[Dataset rows]
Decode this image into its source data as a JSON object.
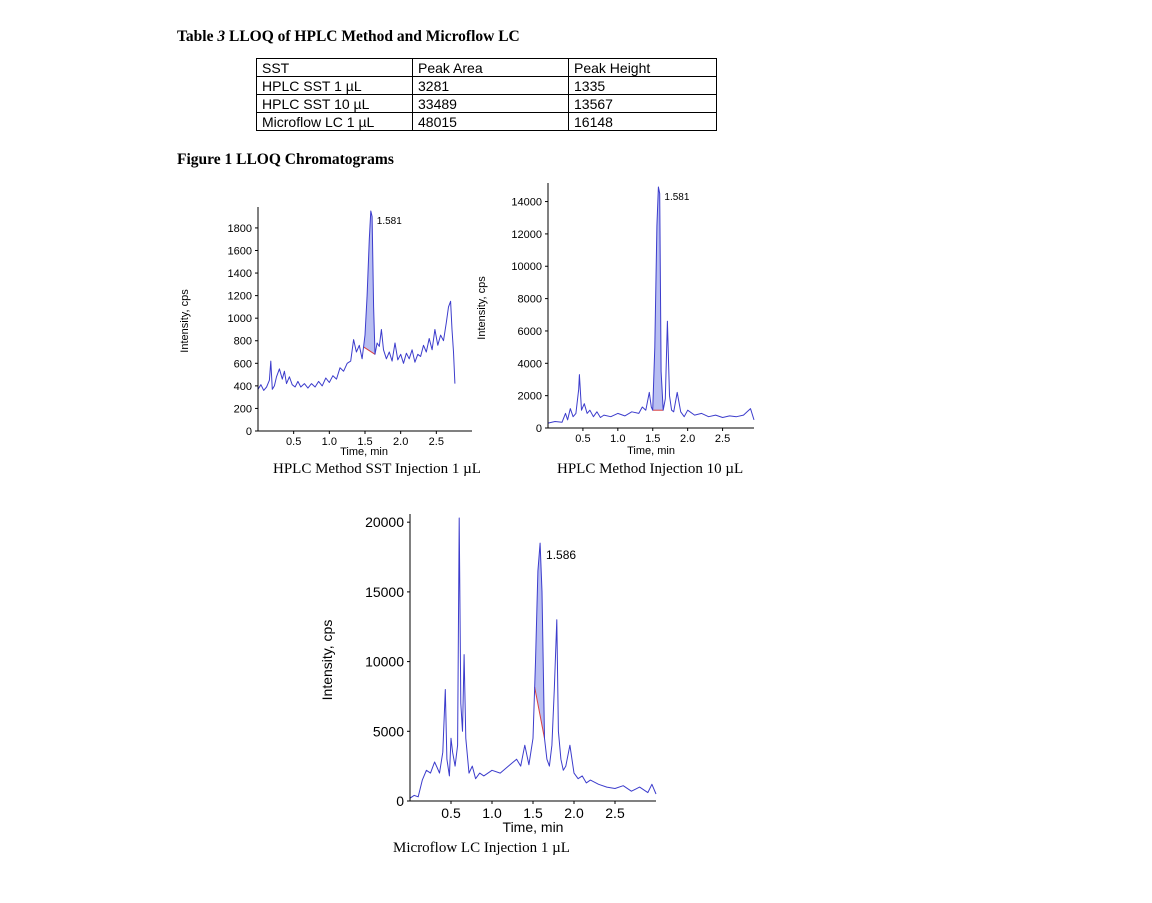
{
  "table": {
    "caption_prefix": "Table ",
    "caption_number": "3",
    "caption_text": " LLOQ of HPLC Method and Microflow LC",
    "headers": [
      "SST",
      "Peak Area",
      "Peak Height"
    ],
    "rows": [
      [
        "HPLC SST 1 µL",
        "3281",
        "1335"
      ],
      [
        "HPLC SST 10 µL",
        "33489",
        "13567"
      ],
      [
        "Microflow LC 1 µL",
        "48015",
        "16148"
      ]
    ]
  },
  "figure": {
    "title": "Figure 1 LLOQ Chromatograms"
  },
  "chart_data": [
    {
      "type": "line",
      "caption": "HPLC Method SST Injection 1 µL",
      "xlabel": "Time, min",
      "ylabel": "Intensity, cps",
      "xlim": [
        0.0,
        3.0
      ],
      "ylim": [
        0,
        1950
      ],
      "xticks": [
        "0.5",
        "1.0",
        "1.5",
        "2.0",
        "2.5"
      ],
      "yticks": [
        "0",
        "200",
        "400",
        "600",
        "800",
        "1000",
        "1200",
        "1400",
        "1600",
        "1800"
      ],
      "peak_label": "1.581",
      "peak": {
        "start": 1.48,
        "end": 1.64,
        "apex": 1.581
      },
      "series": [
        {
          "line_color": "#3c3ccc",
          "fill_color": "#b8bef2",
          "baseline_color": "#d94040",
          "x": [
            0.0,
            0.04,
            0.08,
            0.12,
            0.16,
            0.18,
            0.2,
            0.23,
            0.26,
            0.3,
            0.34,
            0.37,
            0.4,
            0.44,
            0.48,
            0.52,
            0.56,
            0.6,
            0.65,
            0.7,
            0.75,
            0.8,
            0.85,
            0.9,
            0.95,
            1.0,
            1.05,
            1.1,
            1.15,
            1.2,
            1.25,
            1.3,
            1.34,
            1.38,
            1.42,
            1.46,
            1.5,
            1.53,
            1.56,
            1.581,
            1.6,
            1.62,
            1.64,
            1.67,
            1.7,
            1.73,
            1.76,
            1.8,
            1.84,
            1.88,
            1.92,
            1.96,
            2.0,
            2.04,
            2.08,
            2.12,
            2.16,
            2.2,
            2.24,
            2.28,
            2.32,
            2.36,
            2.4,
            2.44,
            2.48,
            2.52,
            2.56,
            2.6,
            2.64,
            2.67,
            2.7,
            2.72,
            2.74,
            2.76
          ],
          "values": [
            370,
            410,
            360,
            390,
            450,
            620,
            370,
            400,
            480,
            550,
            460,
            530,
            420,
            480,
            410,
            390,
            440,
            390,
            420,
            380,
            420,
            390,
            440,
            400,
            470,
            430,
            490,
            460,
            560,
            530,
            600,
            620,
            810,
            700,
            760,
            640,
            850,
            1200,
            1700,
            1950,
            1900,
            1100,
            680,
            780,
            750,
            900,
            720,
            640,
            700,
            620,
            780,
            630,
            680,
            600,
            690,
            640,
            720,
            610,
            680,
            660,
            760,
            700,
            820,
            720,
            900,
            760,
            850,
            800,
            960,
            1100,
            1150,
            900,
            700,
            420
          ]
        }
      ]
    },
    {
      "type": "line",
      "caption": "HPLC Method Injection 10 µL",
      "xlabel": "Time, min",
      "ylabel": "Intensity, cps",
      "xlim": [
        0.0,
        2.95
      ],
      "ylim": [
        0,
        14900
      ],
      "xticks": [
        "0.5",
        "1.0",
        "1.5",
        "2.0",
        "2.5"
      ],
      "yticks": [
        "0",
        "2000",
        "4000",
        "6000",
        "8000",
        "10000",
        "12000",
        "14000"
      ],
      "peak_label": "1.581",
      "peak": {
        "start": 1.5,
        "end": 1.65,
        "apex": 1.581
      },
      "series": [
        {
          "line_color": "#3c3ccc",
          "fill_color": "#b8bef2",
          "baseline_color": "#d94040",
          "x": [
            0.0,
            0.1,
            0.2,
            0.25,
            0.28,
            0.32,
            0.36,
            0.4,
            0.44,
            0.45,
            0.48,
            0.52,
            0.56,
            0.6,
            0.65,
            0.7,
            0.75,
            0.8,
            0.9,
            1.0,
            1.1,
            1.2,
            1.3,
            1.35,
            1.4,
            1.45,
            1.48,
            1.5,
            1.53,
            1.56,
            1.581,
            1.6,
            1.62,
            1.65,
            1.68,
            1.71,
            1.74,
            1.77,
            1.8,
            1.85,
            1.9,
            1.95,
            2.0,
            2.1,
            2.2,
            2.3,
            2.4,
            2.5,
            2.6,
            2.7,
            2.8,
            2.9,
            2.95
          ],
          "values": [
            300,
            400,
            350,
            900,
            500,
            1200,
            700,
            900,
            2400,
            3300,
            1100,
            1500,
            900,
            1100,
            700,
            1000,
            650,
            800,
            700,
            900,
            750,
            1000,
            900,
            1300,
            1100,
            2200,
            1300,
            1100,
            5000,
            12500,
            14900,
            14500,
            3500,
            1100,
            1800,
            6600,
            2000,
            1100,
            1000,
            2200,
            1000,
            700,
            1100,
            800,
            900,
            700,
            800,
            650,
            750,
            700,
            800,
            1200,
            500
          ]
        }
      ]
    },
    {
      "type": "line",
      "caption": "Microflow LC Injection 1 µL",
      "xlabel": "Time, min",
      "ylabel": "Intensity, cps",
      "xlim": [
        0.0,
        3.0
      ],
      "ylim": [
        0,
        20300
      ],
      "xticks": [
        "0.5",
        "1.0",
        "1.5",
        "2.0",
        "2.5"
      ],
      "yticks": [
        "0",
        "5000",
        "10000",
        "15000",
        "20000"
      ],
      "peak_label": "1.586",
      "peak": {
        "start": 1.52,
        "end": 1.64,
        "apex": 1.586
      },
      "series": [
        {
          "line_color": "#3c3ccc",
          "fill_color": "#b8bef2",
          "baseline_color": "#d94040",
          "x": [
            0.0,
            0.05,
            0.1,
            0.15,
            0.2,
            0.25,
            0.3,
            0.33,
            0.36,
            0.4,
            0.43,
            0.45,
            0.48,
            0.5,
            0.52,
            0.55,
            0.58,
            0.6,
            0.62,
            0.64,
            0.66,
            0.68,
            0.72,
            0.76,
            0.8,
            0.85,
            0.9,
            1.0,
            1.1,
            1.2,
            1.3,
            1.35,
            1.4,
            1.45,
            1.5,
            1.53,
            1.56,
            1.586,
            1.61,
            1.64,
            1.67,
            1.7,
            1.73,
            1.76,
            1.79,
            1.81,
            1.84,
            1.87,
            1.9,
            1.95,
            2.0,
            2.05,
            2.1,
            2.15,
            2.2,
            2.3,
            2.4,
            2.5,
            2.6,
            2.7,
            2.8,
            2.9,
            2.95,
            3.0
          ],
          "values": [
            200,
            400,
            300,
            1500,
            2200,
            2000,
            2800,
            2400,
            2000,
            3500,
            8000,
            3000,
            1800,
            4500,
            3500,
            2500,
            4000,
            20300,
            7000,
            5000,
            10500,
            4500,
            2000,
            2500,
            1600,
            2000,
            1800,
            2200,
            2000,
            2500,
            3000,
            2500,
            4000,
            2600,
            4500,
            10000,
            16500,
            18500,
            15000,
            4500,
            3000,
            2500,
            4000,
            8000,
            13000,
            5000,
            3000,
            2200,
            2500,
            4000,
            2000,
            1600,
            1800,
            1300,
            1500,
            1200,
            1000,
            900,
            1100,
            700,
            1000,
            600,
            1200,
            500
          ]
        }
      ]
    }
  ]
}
--
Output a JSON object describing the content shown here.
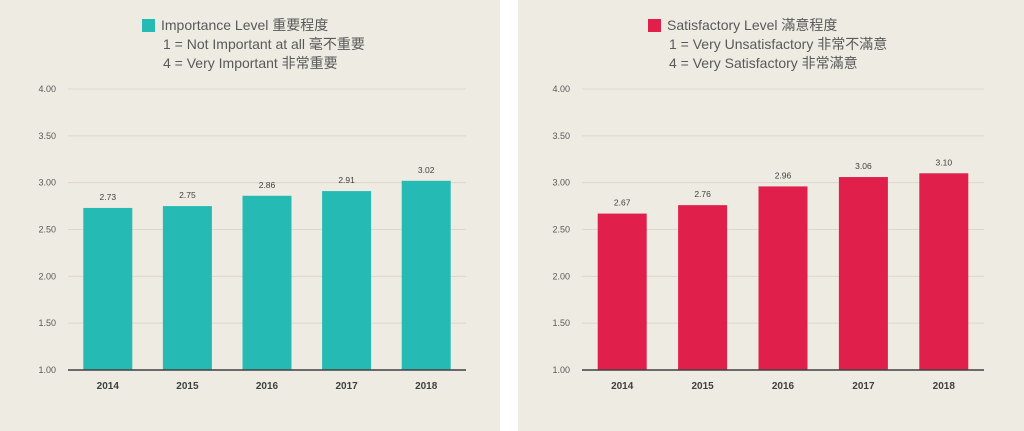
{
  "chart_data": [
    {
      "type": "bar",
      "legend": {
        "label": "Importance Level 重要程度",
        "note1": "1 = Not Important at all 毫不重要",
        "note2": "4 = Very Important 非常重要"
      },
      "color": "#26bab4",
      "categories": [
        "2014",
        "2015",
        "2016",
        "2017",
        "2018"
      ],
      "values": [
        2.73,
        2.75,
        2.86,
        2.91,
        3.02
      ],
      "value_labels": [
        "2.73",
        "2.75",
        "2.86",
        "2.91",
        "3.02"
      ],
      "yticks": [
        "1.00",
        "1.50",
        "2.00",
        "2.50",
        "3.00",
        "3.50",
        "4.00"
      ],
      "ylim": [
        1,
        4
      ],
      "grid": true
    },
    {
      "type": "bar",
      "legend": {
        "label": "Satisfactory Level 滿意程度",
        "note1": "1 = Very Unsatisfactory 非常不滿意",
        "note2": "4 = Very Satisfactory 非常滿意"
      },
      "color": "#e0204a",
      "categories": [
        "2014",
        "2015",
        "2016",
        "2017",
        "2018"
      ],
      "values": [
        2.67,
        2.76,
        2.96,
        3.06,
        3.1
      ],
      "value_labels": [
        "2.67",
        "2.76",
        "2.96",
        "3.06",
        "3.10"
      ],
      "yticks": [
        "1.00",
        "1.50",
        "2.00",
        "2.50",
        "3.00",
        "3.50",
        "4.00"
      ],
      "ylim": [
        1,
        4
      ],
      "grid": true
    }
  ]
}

* _PROBLEM TO WORK ON_
In the records above, collect each line with "JSON".

* _RESULT BELOW_
Decode this image into its source data as a JSON object.
Output a JSON object describing the content shown here.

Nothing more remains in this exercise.